• **EXERCISE**
In the part of the data that opens with the line containing "List all visible" and closes with the line containing "- sidebar-item-my-favorites[interactable]: My", replace "add-board-button" with "new-board-button" and give those lines again with nothing else changed. Leave the pictures out of the answer.

• **LISTING**
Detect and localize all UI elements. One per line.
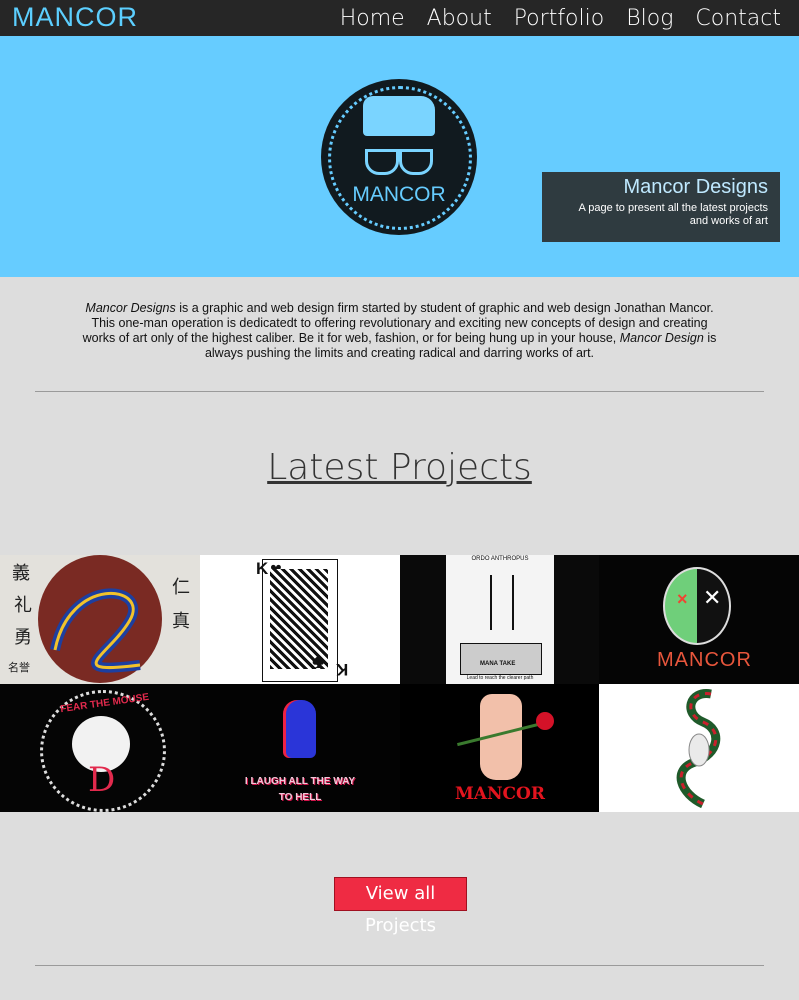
...
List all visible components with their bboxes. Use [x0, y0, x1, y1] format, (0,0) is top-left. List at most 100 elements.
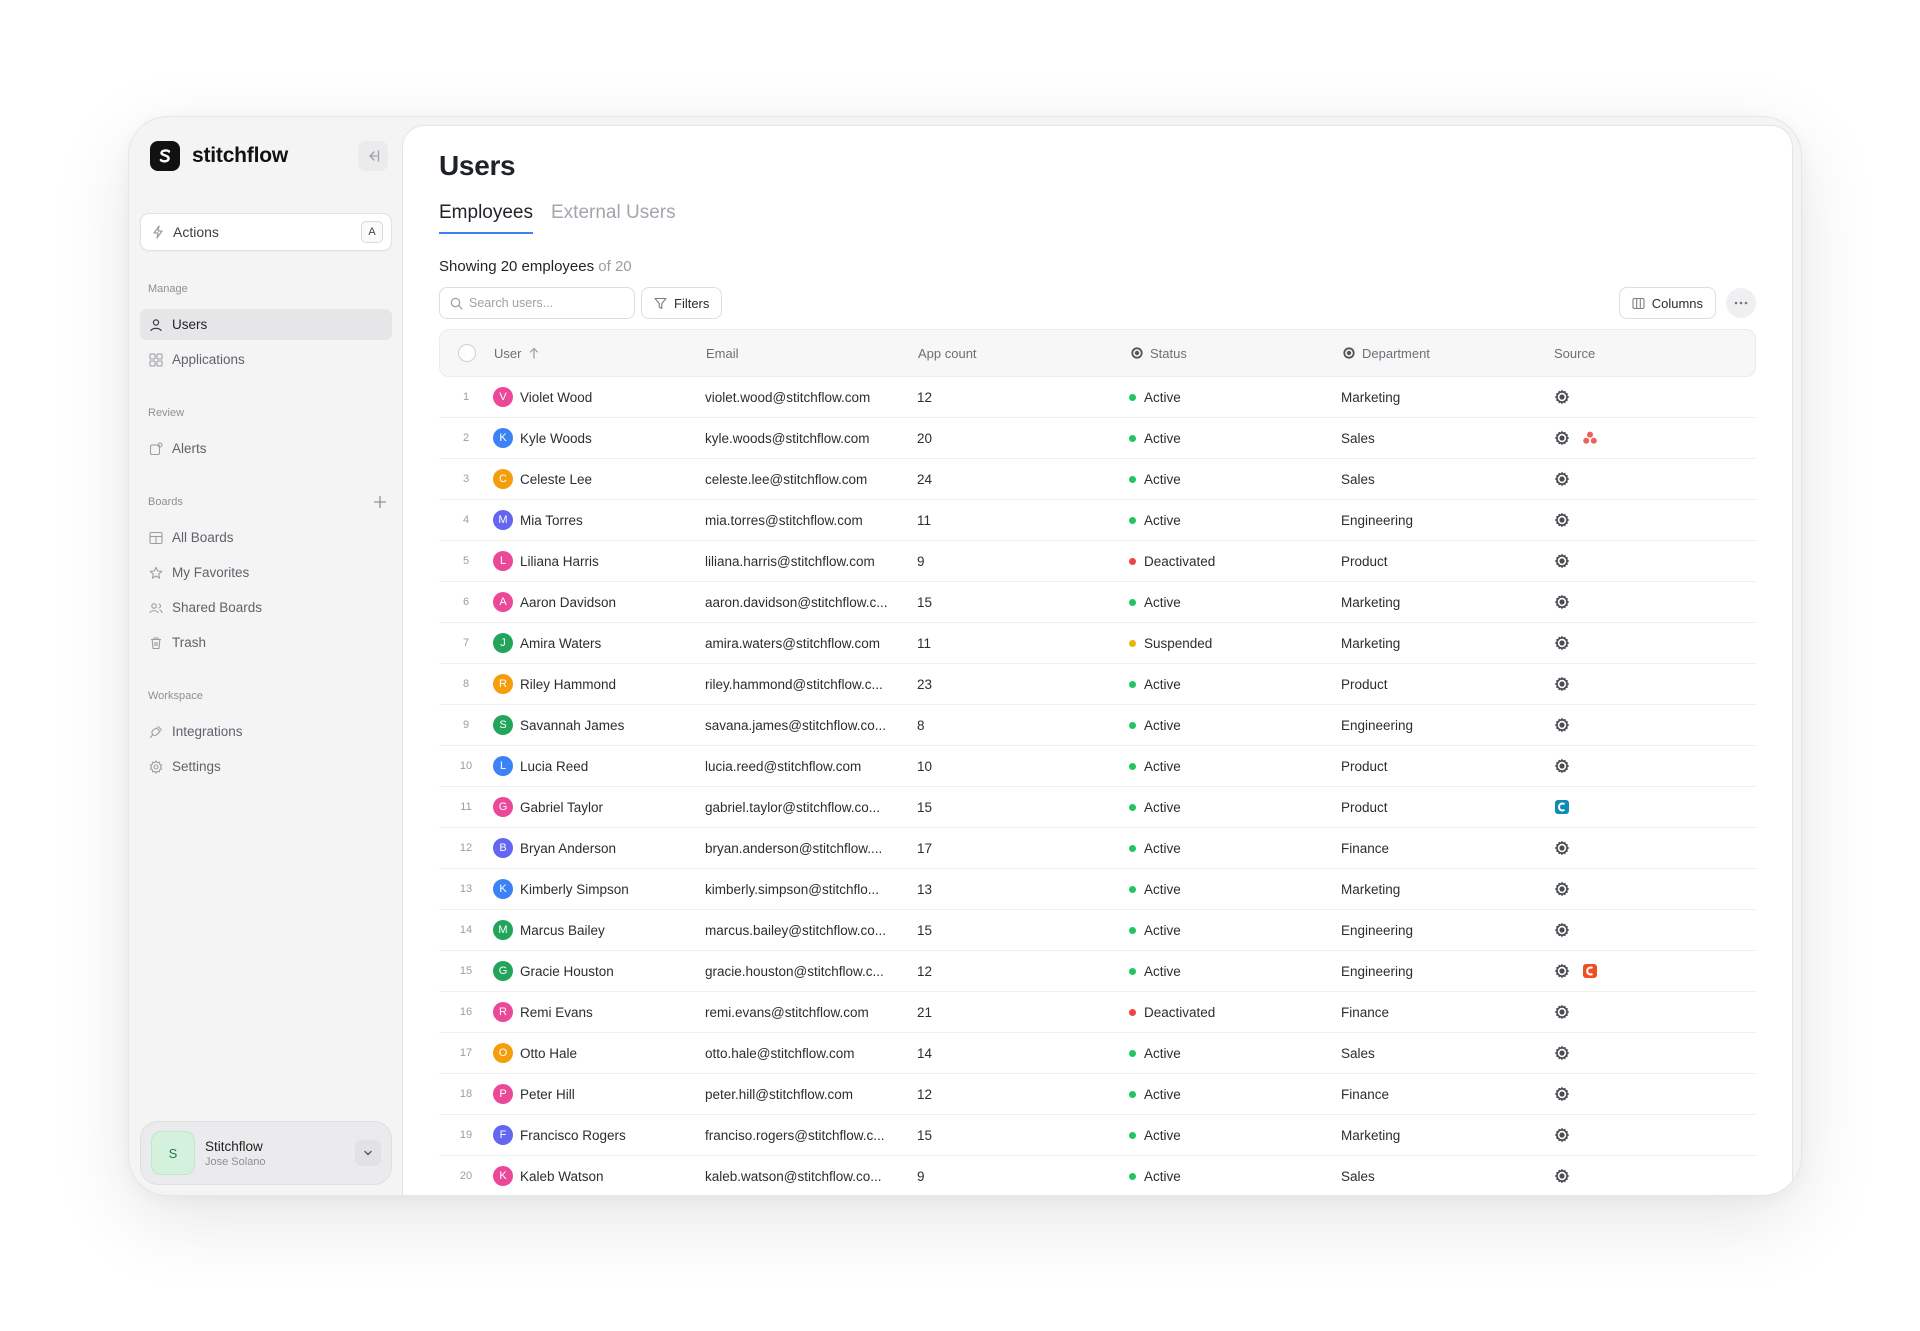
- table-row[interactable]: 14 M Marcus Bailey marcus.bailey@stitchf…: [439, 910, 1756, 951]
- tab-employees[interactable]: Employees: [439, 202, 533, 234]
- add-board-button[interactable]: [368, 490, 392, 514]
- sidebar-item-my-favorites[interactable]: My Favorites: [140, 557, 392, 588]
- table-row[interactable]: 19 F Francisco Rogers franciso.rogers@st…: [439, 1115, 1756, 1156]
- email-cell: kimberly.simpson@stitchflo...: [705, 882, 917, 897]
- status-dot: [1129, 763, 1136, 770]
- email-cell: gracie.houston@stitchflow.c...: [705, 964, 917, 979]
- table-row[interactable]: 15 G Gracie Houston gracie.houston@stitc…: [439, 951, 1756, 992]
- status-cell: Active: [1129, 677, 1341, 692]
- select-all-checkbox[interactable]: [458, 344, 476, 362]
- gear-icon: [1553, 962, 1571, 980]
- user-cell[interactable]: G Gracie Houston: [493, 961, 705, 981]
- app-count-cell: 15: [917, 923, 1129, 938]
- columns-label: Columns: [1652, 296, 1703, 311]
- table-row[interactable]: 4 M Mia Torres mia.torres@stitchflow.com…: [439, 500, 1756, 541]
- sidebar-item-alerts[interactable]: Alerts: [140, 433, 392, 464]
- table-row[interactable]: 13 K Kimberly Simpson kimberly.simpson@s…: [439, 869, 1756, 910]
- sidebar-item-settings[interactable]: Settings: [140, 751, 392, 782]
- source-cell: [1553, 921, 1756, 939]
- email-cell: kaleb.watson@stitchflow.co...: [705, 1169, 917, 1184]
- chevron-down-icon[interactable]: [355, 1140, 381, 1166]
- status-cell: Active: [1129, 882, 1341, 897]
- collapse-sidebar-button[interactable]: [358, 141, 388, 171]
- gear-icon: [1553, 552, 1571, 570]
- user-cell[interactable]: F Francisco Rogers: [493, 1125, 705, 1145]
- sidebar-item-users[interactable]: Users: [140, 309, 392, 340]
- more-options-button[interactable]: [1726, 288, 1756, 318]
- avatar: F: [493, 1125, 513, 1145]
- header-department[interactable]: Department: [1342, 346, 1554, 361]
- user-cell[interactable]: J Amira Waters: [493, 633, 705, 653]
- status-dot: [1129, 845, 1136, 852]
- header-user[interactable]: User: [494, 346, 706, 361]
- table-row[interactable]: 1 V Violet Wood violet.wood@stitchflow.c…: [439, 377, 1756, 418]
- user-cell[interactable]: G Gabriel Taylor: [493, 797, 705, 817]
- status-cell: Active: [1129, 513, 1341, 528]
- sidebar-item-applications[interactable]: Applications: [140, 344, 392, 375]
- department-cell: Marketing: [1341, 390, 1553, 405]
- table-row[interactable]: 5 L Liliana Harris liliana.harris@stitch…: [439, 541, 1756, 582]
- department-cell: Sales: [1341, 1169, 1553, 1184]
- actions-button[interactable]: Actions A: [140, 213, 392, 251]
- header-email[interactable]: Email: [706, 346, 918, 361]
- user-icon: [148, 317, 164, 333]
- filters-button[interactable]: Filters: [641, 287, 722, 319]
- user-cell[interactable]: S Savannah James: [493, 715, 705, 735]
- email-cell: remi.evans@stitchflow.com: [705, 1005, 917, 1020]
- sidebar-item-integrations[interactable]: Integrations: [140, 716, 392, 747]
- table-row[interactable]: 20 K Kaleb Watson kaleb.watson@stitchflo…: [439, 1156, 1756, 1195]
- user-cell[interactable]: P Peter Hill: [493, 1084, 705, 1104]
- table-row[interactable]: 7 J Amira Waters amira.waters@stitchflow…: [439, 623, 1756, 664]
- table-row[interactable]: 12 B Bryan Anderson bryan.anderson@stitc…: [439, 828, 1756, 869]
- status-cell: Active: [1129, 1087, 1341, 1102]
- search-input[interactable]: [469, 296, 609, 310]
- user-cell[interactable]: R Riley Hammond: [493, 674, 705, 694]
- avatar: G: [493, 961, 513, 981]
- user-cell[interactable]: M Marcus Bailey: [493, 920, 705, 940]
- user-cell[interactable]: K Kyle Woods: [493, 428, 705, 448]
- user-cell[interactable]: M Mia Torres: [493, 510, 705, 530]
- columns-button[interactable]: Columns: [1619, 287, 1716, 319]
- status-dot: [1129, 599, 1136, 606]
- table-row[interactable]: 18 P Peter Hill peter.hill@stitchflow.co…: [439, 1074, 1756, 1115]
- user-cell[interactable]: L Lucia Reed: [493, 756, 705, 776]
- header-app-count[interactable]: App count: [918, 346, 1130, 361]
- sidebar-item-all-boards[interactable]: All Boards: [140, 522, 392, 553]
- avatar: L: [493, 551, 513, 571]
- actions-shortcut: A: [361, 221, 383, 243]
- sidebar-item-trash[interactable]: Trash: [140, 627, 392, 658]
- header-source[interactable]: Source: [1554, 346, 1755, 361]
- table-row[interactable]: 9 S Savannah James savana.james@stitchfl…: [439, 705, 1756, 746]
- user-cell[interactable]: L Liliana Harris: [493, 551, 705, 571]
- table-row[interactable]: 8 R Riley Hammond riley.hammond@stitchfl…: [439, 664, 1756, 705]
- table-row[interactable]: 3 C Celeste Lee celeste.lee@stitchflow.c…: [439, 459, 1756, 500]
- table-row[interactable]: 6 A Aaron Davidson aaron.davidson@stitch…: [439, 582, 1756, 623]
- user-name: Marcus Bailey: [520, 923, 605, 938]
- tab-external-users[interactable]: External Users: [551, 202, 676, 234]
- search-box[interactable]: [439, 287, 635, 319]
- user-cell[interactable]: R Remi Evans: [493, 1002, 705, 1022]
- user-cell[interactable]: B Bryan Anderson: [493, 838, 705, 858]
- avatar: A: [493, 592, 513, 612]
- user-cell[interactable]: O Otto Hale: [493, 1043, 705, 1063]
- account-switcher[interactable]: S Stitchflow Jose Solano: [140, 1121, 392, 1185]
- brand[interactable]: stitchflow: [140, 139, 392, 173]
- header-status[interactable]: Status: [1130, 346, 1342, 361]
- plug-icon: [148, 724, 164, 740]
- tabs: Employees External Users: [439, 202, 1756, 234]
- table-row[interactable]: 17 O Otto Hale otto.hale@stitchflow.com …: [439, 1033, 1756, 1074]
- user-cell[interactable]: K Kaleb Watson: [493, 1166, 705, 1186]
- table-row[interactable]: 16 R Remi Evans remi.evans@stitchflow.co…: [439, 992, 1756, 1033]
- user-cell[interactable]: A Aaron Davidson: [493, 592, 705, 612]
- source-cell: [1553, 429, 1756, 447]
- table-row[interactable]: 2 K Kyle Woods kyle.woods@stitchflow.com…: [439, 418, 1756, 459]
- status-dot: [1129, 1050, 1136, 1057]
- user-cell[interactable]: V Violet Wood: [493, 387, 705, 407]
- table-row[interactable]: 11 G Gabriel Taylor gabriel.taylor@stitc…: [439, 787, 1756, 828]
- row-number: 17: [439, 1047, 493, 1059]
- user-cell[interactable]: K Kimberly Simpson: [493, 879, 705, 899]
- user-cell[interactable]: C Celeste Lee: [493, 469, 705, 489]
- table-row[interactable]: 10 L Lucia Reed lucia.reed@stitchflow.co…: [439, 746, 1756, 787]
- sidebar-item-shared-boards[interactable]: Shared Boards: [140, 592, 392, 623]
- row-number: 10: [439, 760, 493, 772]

• **ANSWER TO THE TASK**
List all visible components with their bboxes. Use [x0, y0, x1, y1] format, (0,0) is top-left. List at most 100 elements.
- table-row[interactable]: 14 M Marcus Bailey marcus.bailey@stitchf…: [439, 910, 1756, 951]
- tab-employees[interactable]: Employees: [439, 202, 533, 234]
- new-board-button[interactable]: [368, 490, 392, 514]
- sidebar-item-my-favorites[interactable]: My Favorites: [140, 557, 392, 588]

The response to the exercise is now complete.